---------- MATERIAL PROVIDED

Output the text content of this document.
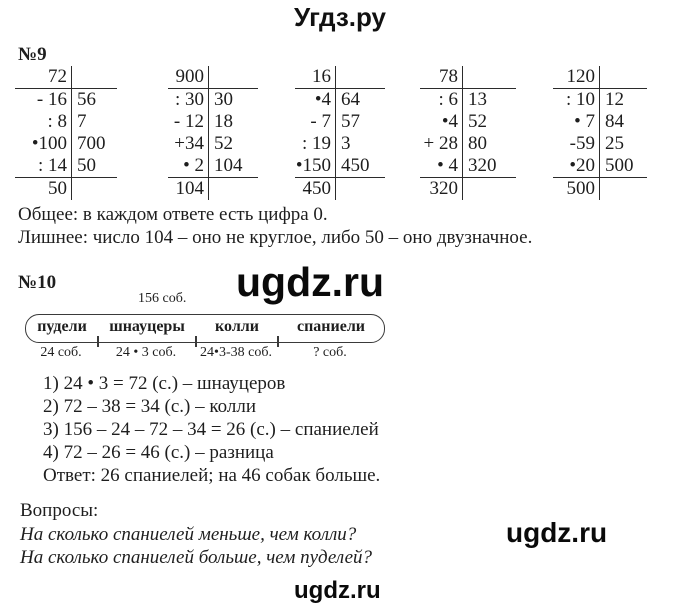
Угдз.ру
№9
72
- 16 56
: 8 7
•100 700
: 14 50
50
900
: 30 30
- 12 18
+34 52
• 2 104
104
16
•4 64
- 7 57
: 19 3
•150 450
450
78
: 6 13
•4 52
+ 28 80
• 4 320
320
120
: 10 12
• 7 84
-59 25
•20 500
500
Общее: в каждом ответе есть цифра 0.
Лишнее: число 104 – оно не круглое, либо 50 – оно двузначное.
№10	ugdz.ru
156 соб.
пудели шнауцеры колли спаниели
24 соб. 24 • 3 соб. 24•3-38 соб.	? соб.
1) 24 • 3 = 72 (с.) – шнауцеров
2) 72 – 38 = 34 (с.) – колли
3) 156 – 24 – 72 – 34 = 26 (с.) – спаниелей
4) 72 – 26 = 46 (с.) – разница
Ответ: 26 спаниелей; на 46 собак больше.
Вопросы:
На сколько спаниелей меньше, чем колли?
На сколько спаниелей больше, чем пуделей?
ugdz.ru
ugdz.ru
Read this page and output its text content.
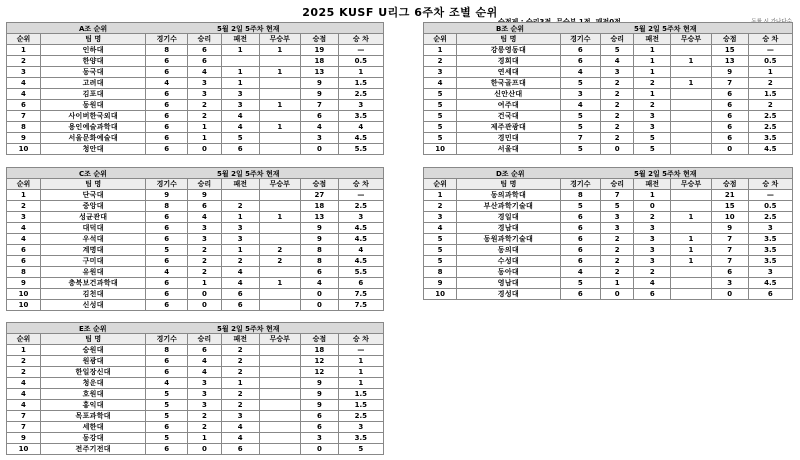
2025 KUSF U리그 6주차 조별 순위
A조 순위	5월 2일 5주차 현재
순위	팀 명	경기수	승리	패전	무승부	승점	승 차
1	인하대	8	6	1	1	19	—
2	한양대	6	6			18	0.5
3	동국대	6	4	1	1	13	1
4	고려대	4	3	1		9	1.5
4	김포대	6	3	3		9	2.5
6	동원대	6	2	3	1	7	3
7	사이버한국외대	6	2	4		6	3.5
8	용인예술과학대	6	1	4	1	4	4
9	서울문화예술대	6	1	5		3	4.5
10	청안대	6	0	6		0	5.5
B조 순위	5월 2일 5주차 현재
순위	팀 명	경기수	승리	패전	무승부	승점	승 차
1	강릉영동대	6	5	1		15	—
2	경희대	6	4	1	1	13	0.5
3	연세대	4	3	1		9	1
4	한국골프대	5	2	2	1	7	2
5	신안산대	3	2	1		6	1.5
5	여주대	4	2	2		6	2
5	건국대	5	2	3		6	2.5
5	제주관광대	5	2	3		6	2.5
5	경민대	7	2	5		6	3.5
10	서울대	5	0	5		0	4.5
C조 순위	5월 2일 5주차 현재
순위	팀 명	경기수	승리	패전	무승부	승점	승 차
1	단국대	9	9			27	—
2	중앙대	8	6	2		18	2.5
3	성균관대	6	4	1	1	13	3
4	대덕대	6	3	3		9	4.5
4	우석대	6	3	3		9	4.5
6	계명대	5	2	1	2	8	4
6	구미대	6	2	2	2	8	4.5
8	유원대	4	2	4		6	5.5
9	충북보건과학대	6	1	4	1	4	6
10	김천대	6	0	6		0	7.5
10	신성대	6	0	6		0	7.5
D조 순위	5월 2일 5주차 현재
순위	팀 명	경기수	승리	패전	무승부	승점	승 차
1	동의과학대	8	7	1		21	—
2	부산과학기술대	5	5	0		15	0.5
3	경일대	6	3	2	1	10	2.5
4	경남대	6	3	3		9	3
5	동원과학기술대	6	2	3	1	7	3.5
5	동의대	6	2	3	1	7	3.5
5	수성대	6	2	3	1	7	3.5
8	동아대	4	2	2		6	3
9	영남대	5	1	4		3	4.5
10	경성대	6	0	6		0	6
E조 순위	5월 2일 5주차 현재
순위	팀 명	경기수	승리	패전	무승부	승점	승 차
1	숭원대	8	6	2		18	—
2	원광대	6	4	2		12	1
2	한일장신대	6	4	2		12	1
4	청운대	4	3	1		9	1
4	호원대	5	3	2		9	1.5
4	홍익대	5	3	2		9	1.5
7	목포과학대	5	2	3		6	2.5
7	세한대	6	2	4		6	3
9	동강대	5	1	4		3	3.5
10	전주기전대	6	0	6		0	5
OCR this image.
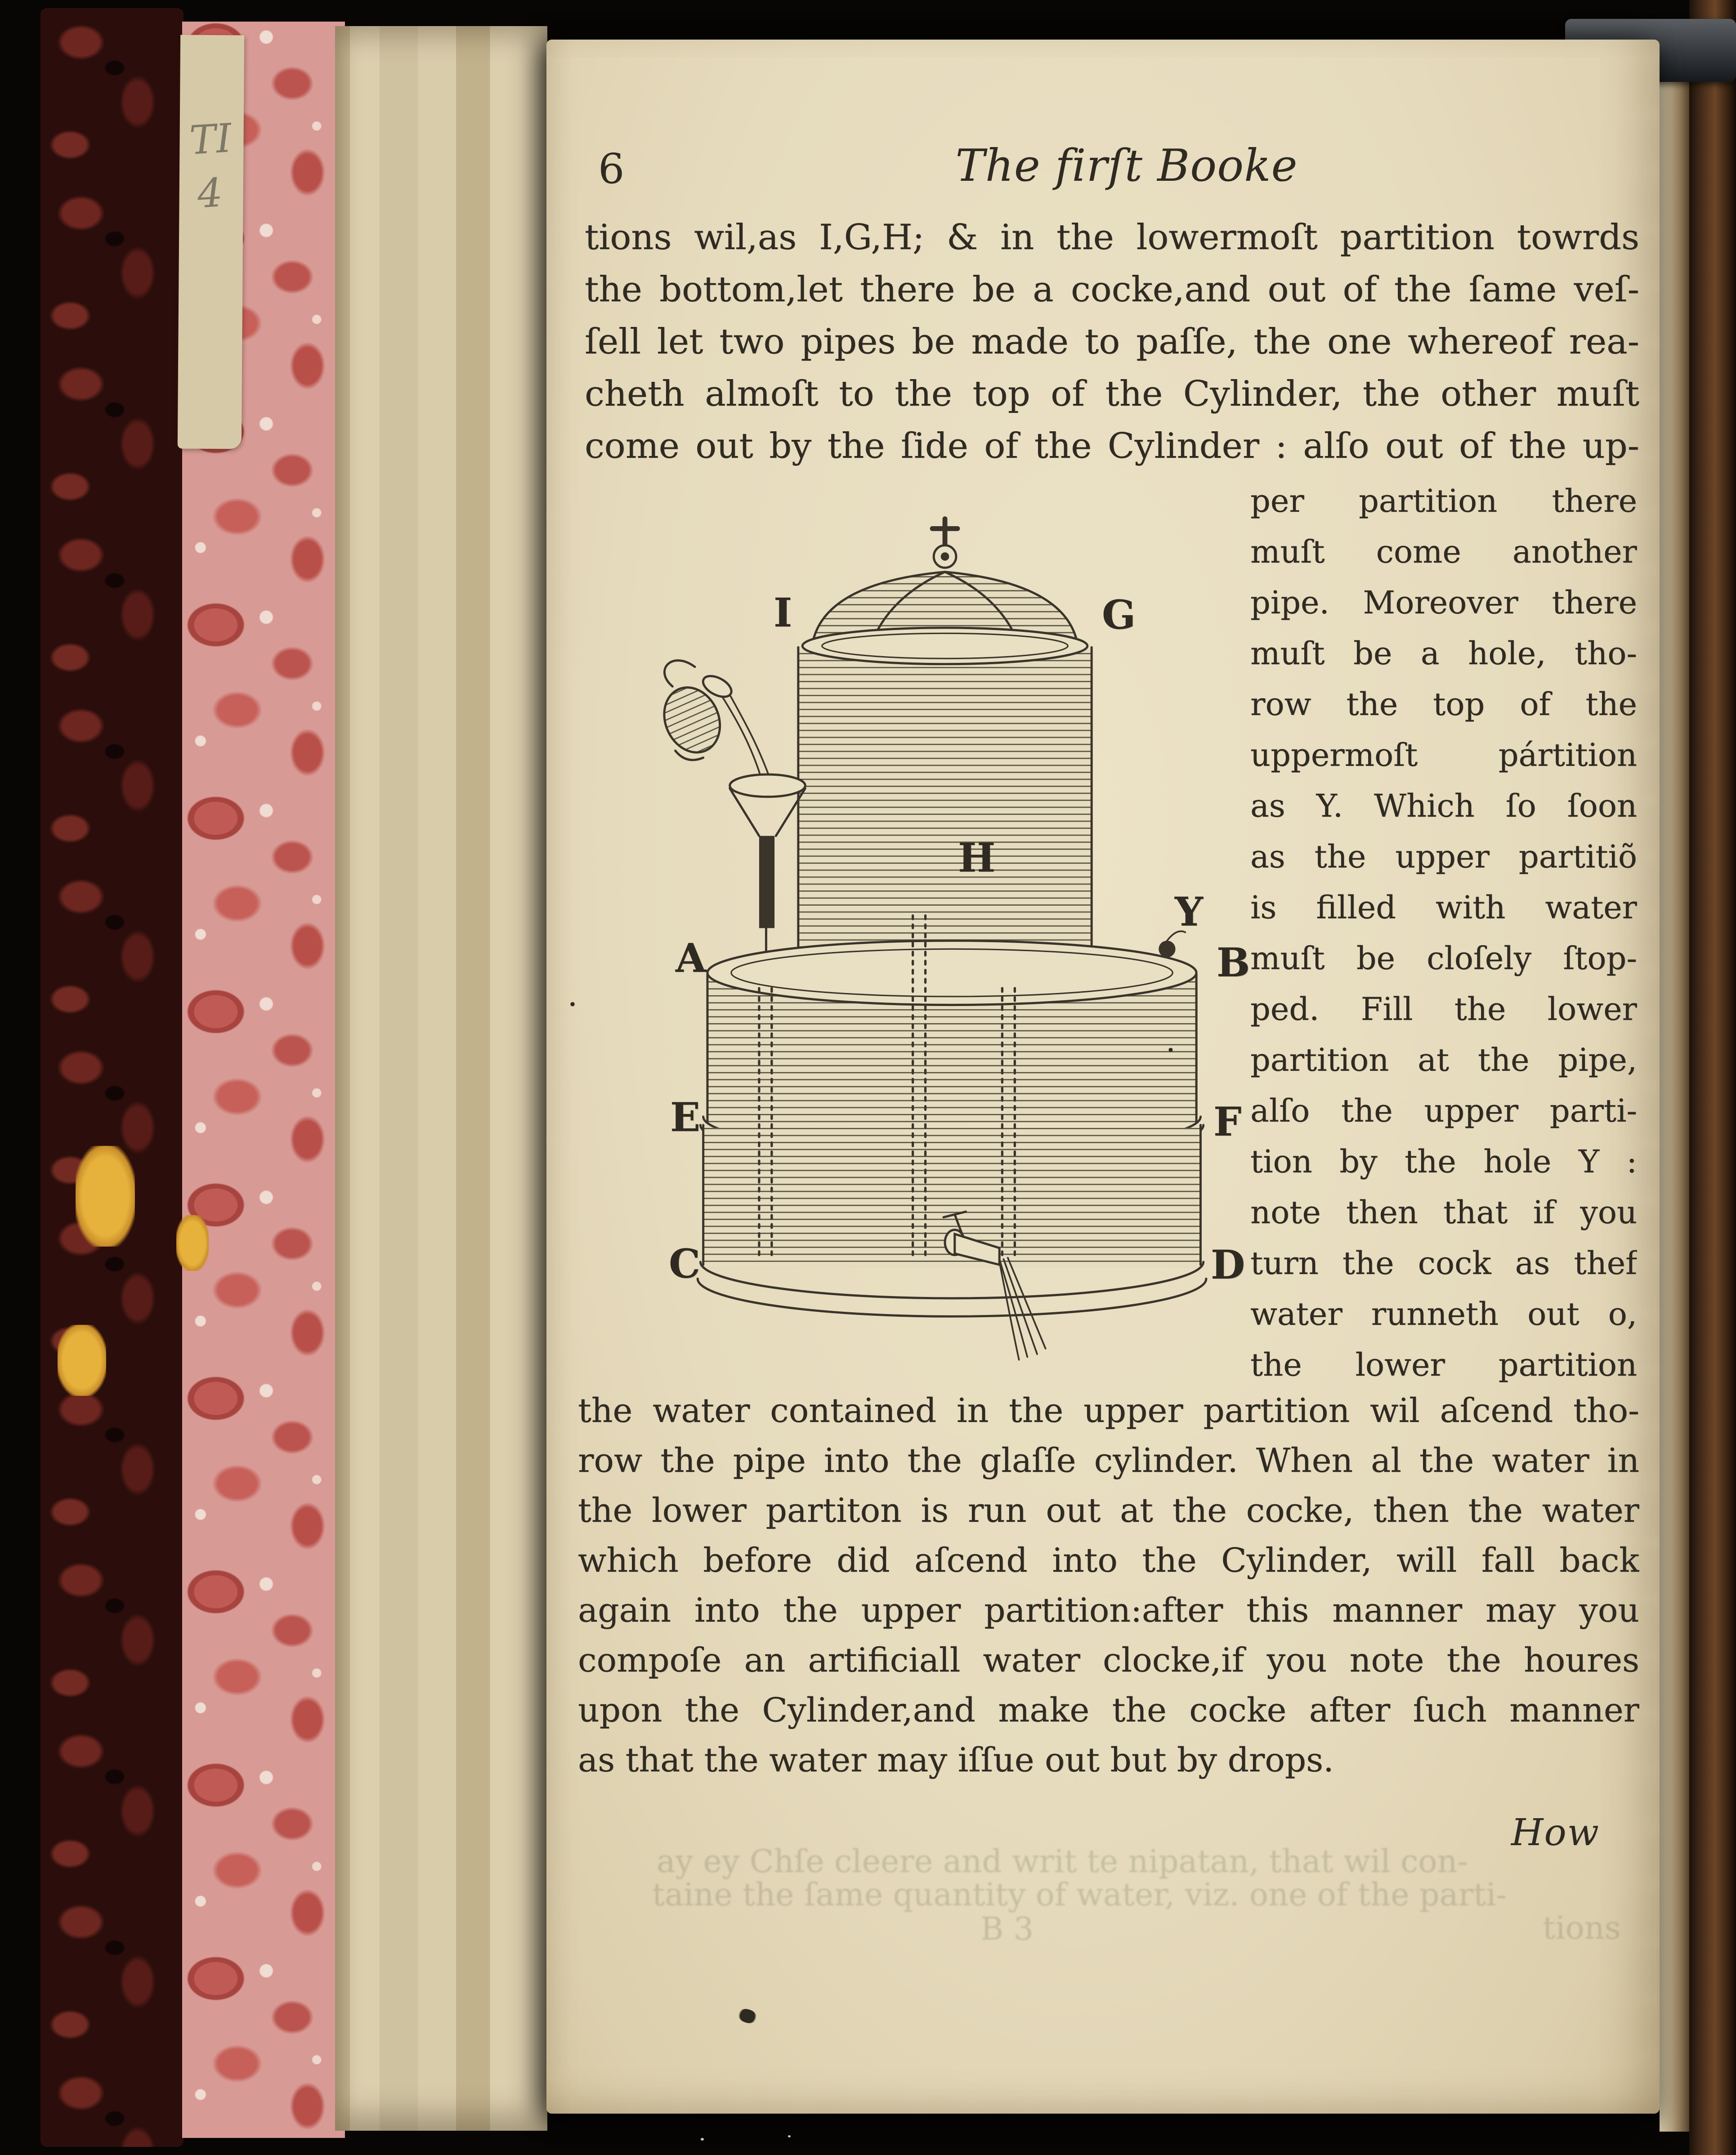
TI
4
6	The firſt Booke
tions wil,as I,G,H; & in the lowermoſt partition towrds
the bottom,let there be a cocke,and out of the ſame veſ-
ſell let two pipes be made to paſſe, the one whereof rea-
cheth almoſt to the top of the Cylinder, the other muſt
come out by the ſide of the Cylinder : alſo out of the up-
I	G
H
Y
A	B
E	F
C	D
per partition there
muſt come another
pipe. Moreover there
muſt be a hole, tho-
row the top of the
uppermoſt pártition
as Y. Which ſo ſoon
as the upper partitiõ
is filled with water
muſt be cloſely ſtop-
ped. Fill the lower
partition at the pipe,
alſo the upper parti-
tion by the hole Y :
note then that if you
turn the cock as thef
water runneth out o,
the lower partition
the water contained in the upper partition wil aſcend tho-
row the pipe into the glaſſe cylinder. When al the water in
the lower partiton is run out at the cocke, then the water
which before did aſcend into the Cylinder, will fall back
again into the upper partition:after this manner may you
compoſe an artificiall water clocke,if you note the houres
upon the Cylinder,and make the cocke after ſuch manner
as that the water may iſſue out but by drops.
How
ay ey Chſe cleere and writ te nipatan, that wil con-
taine the ſame quantity of water, viz. one of the parti-
B 3	tions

--------------------

REQUIREMENTS:
Exclude all images and restate the records above word for word.

RESPONSE FOR THIS EXERCISE:
Output the text content of this document.
Угдз.ру
№9
72
- 16 56
: 8 7
•100 700
: 14 50
50
900
: 30 30
- 12 18
+34 52
• 2 104
104
16
•4 64
- 7 57
: 19 3
•150 450
450
78
: 6 13
•4 52
+ 28 80
• 4 320
320
120
: 10 12
• 7 84
-59 25
•20 500
500
Общее: в каждом ответе есть цифра 0.
Лишнее: число 104 – оно не круглое, либо 50 – оно двузначное.
№10	ugdz.ru
156 соб.
пудели шнауцеры колли спаниели
24 соб. 24 • 3 соб. 24•3-38 соб.	? соб.
1) 24 • 3 = 72 (с.) – шнауцеров
2) 72 – 38 = 34 (с.) – колли
3) 156 – 24 – 72 – 34 = 26 (с.) – спаниелей
4) 72 – 26 = 46 (с.) – разница
Ответ: 26 спаниелей; на 46 собак больше.
Вопросы:
На сколько спаниелей меньше, чем колли?
На сколько спаниелей больше, чем пуделей?
ugdz.ru
ugdz.ru
Read this page and output its text content.
2025 KUSF U리그 6주차 조별 순위
A조 순위	5월 2일 5주차 현재
순위	팀 명	경기수	승리	패전	무승부	승점	승 차
1	인하대	8	6	1	1	19	—
2	한양대	6	6			18	0.5
3	동국대	6	4	1	1	13	1
4	고려대	4	3	1		9	1.5
4	김포대	6	3	3		9	2.5
6	동원대	6	2	3	1	7	3
7	사이버한국외대	6	2	4		6	3.5
8	용인예술과학대	6	1	4	1	4	4
9	서울문화예술대	6	1	5		3	4.5
10	청안대	6	0	6		0	5.5
B조 순위	5월 2일 5주차 현재
순위	팀 명	경기수	승리	패전	무승부	승점	승 차
1	강릉영동대	6	5	1		15	—
2	경희대	6	4	1	1	13	0.5
3	연세대	4	3	1		9	1
4	한국골프대	5	2	2	1	7	2
5	신안산대	3	2	1		6	1.5
5	여주대	4	2	2		6	2
5	건국대	5	2	3		6	2.5
5	제주관광대	5	2	3		6	2.5
5	경민대	7	2	5		6	3.5
10	서울대	5	0	5		0	4.5
C조 순위	5월 2일 5주차 현재
순위	팀 명	경기수	승리	패전	무승부	승점	승 차
1	단국대	9	9			27	—
2	중앙대	8	6	2		18	2.5
3	성균관대	6	4	1	1	13	3
4	대덕대	6	3	3		9	4.5
4	우석대	6	3	3		9	4.5
6	계명대	5	2	1	2	8	4
6	구미대	6	2	2	2	8	4.5
8	유원대	4	2	4		6	5.5
9	충북보건과학대	6	1	4	1	4	6
10	김천대	6	0	6		0	7.5
10	신성대	6	0	6		0	7.5
D조 순위	5월 2일 5주차 현재
순위	팀 명	경기수	승리	패전	무승부	승점	승 차
1	동의과학대	8	7	1		21	—
2	부산과학기술대	5	5	0		15	0.5
3	경일대	6	3	2	1	10	2.5
4	경남대	6	3	3		9	3
5	동원과학기술대	6	2	3	1	7	3.5
5	동의대	6	2	3	1	7	3.5
5	수성대	6	2	3	1	7	3.5
8	동아대	4	2	2		6	3
9	영남대	5	1	4		3	4.5
10	경성대	6	0	6		0	6
E조 순위	5월 2일 5주차 현재
순위	팀 명	경기수	승리	패전	무승부	승점	승 차
1	숭원대	8	6	2		18	—
2	원광대	6	4	2		12	1
2	한일장신대	6	4	2		12	1
4	청운대	4	3	1		9	1
4	호원대	5	3	2		9	1.5
4	홍익대	5	3	2		9	1.5
7	목포과학대	5	2	3		6	2.5
7	세한대	6	2	4		6	3
9	동강대	5	1	4		3	3.5
10	전주기전대	6	0	6		0	5
OCR this image.
TI
4
6	The firſt Booke
tions wil,as I,G,H; & in the lowermoſt partition towrds
the bottom,let there be a cocke,and out of the ſame veſ-
ſell let two pipes be made to paſſe, the one whereof rea-
cheth almoſt to the top of the Cylinder, the other muſt
come out by the ſide of the Cylinder : alſo out of the up-
I	G
H
Y
A	B
E	F
C	D
per partition there
muſt come another
pipe. Moreover there
muſt be a hole, tho-
row the top of the
uppermoſt pártition
as Y. Which ſo ſoon
as the upper partitiõ
is filled with water
muſt be cloſely ſtop-
ped. Fill the lower
partition at the pipe,
alſo the upper parti-
tion by the hole Y :
note then that if you
turn the cock as thef
water runneth out o,
the lower partition
the water contained in the upper partition wil aſcend tho-
row the pipe into the glaſſe cylinder. When al the water in
the lower partiton is run out at the cocke, then the water
which before did aſcend into the Cylinder, will fall back
again into the upper partition:after this manner may you
compoſe an artificiall water clocke,if you note the houres
upon the Cylinder,and make the cocke after ſuch manner
as that the water may iſſue out but by drops.
How
ay ey Chſe cleere and writ te nipatan, that wil con-
taine the ſame quantity of water, viz. one of the parti-
B 3	tions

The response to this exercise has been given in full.